_AIM_. Look through the material below and give the number of lines holding "JSON", with no other words.

[Part of a data file]
_ _ _ _ _

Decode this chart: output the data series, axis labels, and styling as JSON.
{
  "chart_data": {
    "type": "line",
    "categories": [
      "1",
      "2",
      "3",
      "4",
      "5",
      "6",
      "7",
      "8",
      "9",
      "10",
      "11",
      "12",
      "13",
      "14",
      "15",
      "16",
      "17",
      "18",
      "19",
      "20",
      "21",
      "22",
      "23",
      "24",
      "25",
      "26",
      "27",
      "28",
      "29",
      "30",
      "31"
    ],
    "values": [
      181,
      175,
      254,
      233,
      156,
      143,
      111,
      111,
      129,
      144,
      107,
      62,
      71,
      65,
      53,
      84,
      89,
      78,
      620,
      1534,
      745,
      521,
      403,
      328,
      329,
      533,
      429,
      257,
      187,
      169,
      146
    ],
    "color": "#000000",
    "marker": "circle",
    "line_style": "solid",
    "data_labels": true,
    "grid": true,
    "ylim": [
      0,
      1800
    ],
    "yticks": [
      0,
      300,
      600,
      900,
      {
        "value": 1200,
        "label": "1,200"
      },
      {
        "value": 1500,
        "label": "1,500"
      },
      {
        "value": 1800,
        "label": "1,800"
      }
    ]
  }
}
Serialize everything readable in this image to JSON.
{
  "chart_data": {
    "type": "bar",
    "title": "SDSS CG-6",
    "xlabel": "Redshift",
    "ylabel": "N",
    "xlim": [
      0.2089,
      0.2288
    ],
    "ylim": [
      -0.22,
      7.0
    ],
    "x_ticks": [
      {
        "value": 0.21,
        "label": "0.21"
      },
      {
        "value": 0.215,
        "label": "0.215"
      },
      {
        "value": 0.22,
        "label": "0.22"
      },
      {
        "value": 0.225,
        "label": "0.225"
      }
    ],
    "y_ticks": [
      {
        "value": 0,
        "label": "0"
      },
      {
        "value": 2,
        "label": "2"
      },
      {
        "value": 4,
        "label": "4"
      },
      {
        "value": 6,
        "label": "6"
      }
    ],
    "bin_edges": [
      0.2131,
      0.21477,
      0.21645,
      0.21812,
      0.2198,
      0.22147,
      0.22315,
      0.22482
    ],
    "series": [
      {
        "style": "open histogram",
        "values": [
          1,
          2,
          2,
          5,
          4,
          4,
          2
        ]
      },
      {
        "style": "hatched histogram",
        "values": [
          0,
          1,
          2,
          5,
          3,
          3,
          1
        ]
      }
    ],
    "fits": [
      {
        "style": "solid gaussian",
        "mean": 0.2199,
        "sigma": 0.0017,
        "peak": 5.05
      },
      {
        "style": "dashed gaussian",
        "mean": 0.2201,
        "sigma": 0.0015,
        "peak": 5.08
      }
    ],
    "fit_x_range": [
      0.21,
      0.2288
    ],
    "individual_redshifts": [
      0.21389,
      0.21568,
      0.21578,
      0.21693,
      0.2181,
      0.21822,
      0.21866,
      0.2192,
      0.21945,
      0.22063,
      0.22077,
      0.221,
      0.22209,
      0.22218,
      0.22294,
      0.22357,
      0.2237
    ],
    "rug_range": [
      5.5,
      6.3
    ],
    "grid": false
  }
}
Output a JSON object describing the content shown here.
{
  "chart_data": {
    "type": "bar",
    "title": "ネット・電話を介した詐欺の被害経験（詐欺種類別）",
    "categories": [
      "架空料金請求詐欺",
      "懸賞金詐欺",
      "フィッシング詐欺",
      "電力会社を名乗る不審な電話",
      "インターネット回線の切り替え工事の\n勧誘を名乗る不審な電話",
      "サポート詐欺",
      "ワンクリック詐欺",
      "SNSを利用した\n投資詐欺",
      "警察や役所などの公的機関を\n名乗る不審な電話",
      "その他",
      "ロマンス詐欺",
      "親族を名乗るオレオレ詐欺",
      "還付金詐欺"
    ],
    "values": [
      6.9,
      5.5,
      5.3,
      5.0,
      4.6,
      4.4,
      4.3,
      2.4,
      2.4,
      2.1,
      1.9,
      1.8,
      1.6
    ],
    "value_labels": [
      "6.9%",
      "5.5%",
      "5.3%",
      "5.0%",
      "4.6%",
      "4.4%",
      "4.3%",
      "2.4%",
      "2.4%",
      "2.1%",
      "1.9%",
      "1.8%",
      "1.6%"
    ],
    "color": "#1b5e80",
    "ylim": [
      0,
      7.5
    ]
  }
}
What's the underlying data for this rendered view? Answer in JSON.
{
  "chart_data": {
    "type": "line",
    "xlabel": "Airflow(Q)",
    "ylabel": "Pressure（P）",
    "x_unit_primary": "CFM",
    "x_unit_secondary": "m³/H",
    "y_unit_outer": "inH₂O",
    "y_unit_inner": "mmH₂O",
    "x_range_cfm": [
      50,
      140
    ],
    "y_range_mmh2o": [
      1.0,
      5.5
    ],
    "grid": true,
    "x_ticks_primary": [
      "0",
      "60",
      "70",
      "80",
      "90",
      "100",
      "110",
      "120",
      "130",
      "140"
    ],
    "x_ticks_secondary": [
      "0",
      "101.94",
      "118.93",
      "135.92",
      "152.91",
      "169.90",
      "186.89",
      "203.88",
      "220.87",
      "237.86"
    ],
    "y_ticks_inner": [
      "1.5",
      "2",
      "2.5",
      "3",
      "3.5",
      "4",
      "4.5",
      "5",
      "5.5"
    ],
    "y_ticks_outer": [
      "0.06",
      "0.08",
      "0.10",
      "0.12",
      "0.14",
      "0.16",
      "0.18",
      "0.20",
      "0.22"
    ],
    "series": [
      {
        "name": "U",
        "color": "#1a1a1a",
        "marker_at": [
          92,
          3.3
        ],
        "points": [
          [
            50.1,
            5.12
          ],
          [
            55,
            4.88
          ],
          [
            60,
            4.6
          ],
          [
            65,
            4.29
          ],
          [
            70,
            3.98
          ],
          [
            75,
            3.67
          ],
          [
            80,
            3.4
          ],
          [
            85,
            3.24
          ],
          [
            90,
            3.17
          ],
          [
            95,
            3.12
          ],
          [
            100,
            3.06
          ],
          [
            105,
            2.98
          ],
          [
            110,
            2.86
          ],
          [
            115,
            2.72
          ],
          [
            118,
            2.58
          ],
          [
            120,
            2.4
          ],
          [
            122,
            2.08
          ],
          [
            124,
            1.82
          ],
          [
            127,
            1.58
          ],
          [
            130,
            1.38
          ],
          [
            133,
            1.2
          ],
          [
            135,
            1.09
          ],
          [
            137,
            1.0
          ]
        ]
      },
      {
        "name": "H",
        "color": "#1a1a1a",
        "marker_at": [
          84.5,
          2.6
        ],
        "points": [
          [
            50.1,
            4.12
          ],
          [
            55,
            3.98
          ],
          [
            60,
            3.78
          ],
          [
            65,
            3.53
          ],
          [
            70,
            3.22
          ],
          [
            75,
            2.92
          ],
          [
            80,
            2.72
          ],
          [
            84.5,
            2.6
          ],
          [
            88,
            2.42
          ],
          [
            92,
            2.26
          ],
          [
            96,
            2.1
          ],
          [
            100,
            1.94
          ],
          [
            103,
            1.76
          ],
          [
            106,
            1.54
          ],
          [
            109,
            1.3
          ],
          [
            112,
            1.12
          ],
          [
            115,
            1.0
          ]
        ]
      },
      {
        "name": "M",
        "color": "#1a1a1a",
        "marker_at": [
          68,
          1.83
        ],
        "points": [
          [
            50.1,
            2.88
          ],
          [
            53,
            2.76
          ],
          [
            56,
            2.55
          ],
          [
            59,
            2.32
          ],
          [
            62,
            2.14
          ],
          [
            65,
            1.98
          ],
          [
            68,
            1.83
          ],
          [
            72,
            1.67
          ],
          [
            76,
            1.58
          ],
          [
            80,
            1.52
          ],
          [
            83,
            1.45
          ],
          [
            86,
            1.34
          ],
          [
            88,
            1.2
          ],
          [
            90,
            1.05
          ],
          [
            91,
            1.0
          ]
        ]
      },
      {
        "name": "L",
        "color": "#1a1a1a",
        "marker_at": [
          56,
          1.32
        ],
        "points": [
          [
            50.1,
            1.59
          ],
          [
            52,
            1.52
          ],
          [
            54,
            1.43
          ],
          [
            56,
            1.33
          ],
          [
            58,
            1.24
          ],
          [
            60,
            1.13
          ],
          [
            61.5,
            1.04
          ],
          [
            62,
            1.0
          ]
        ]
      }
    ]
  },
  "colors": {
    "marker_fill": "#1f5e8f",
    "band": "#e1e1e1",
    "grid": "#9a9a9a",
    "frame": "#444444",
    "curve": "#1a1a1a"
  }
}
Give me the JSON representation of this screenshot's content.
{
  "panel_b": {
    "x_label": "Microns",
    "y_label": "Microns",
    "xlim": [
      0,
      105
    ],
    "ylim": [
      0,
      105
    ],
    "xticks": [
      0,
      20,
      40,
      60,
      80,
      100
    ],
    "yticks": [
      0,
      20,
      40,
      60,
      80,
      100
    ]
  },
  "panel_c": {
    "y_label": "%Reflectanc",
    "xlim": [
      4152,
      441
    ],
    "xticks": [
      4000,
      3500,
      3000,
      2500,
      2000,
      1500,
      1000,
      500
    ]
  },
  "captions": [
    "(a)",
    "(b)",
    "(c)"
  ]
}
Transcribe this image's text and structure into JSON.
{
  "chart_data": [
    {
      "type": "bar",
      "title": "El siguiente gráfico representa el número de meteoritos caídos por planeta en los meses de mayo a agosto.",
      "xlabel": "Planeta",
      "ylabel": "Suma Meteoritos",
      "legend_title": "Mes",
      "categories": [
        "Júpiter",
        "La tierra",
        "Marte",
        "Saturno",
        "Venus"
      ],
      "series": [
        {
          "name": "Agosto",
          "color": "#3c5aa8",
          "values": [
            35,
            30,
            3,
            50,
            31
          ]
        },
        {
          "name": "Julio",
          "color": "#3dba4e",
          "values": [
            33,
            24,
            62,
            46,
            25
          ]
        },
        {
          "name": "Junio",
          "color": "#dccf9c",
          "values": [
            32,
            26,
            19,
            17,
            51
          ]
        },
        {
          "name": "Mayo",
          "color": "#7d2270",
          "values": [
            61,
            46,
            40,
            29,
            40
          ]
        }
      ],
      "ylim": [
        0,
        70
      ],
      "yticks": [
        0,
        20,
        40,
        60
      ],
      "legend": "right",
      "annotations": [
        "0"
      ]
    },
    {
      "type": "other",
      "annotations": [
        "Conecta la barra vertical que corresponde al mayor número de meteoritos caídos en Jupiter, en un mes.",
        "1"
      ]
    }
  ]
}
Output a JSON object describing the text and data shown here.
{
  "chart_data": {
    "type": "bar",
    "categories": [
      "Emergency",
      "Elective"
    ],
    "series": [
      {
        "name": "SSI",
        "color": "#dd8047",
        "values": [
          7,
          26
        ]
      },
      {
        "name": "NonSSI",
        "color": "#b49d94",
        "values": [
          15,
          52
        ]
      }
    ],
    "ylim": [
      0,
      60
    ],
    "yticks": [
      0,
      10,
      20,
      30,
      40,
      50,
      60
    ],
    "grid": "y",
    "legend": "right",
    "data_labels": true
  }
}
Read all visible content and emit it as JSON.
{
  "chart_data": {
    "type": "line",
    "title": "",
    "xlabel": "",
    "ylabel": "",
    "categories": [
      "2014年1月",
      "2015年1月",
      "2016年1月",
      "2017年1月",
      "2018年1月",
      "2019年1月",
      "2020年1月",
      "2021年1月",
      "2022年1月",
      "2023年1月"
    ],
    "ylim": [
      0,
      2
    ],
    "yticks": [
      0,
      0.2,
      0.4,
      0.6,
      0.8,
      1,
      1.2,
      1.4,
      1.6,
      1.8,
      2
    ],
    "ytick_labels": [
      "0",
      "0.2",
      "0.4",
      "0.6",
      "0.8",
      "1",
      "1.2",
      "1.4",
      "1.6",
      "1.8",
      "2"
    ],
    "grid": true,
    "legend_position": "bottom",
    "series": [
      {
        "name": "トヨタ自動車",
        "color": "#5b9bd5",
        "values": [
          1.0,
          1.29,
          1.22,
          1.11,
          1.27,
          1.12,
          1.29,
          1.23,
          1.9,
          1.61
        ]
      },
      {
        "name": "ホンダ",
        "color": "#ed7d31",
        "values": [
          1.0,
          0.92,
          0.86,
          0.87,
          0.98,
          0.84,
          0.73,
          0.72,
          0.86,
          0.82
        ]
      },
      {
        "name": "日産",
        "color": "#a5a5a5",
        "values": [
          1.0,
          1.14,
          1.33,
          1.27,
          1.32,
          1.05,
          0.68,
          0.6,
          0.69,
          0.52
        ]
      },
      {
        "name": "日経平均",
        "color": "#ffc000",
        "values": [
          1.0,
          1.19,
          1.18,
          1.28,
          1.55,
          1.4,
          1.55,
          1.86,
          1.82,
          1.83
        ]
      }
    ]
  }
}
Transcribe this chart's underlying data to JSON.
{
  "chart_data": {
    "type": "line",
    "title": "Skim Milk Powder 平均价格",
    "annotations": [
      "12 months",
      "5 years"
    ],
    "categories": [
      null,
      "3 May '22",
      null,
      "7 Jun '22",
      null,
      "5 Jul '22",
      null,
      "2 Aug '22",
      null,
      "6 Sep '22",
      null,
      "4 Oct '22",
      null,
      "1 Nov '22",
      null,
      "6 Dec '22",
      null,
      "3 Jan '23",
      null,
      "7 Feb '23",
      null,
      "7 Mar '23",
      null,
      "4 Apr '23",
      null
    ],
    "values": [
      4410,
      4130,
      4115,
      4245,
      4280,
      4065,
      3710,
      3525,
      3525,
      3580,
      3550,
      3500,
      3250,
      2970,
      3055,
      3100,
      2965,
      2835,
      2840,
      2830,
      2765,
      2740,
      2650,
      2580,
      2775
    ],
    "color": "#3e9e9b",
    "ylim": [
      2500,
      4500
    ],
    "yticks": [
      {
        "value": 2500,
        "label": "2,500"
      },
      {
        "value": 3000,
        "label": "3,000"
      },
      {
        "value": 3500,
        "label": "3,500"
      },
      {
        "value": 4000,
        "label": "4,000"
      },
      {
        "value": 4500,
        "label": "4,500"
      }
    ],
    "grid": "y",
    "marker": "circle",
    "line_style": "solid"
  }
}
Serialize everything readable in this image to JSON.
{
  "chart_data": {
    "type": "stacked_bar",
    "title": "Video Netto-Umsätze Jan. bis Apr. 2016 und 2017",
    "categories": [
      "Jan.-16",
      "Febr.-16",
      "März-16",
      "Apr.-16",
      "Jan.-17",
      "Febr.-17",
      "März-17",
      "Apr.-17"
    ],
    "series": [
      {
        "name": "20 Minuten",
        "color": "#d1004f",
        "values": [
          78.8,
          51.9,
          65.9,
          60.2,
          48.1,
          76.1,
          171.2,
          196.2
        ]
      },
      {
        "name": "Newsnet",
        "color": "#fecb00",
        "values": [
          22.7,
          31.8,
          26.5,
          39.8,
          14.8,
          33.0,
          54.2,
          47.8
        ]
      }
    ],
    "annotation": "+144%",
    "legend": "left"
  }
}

_ _ _ _ _

_FULL ANSWER_. 10